#### [Problem to solve]
The exercise asks for every line of the data to be reproduced exactly.

*** Listed records

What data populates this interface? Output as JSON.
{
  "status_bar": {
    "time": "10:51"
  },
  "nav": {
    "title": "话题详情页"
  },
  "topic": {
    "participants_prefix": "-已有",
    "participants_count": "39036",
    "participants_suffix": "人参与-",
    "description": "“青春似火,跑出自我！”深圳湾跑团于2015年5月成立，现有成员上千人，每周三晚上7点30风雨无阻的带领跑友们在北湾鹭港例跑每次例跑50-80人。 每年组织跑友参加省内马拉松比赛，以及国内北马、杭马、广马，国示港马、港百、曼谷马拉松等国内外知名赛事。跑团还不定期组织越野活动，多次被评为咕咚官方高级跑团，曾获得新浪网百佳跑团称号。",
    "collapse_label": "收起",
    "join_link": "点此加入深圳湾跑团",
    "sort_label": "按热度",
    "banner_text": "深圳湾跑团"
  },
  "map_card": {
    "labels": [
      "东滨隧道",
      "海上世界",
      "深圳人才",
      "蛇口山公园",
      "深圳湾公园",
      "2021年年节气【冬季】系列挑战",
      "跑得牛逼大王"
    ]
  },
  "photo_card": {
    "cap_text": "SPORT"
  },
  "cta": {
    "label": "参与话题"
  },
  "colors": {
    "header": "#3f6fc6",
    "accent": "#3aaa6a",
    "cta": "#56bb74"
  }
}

******

#### [Exercise response]
What data populates this interface? Output as JSON.
{
  "status_bar": {
    "time": "10:51"
  },
  "nav": {
    "title": "话题详情页"
  },
  "topic": {
    "participants_prefix": "-已有",
    "participants_count": "39036",
    "participants_suffix": "人参与-",
    "description": "“青春似火,跑出自我！”深圳湾跑团于2015年5月成立，现有成员上千人，每周三晚上7点30风雨无阻的带领跑友们在北湾鹭港例跑每次例跑50-80人。 每年组织跑友参加省内马拉松比赛，以及国内北马、杭马、广马，国示港马、港百、曼谷马拉松等国内外知名赛事。跑团还不定期组织越野活动，多次被评为咕咚官方高级跑团，曾获得新浪网百佳跑团称号。",
    "collapse_label": "收起",
    "join_link": "点此加入深圳湾跑团",
    "sort_label": "按热度",
    "banner_text": "深圳湾跑团"
  },
  "map_card": {
    "labels": [
      "东滨隧道",
      "海上世界",
      "深圳人才",
      "蛇口山公园",
      "深圳湾公园",
      "2021年年节气【冬季】系列挑战",
      "跑得牛逼大王"
    ]
  },
  "photo_card": {
    "cap_text": "SPORT"
  },
  "cta": {
    "label": "参与话题"
  },
  "colors": {
    "header": "#3f6fc6",
    "accent": "#3aaa6a",
    "cta": "#56bb74"
  }
}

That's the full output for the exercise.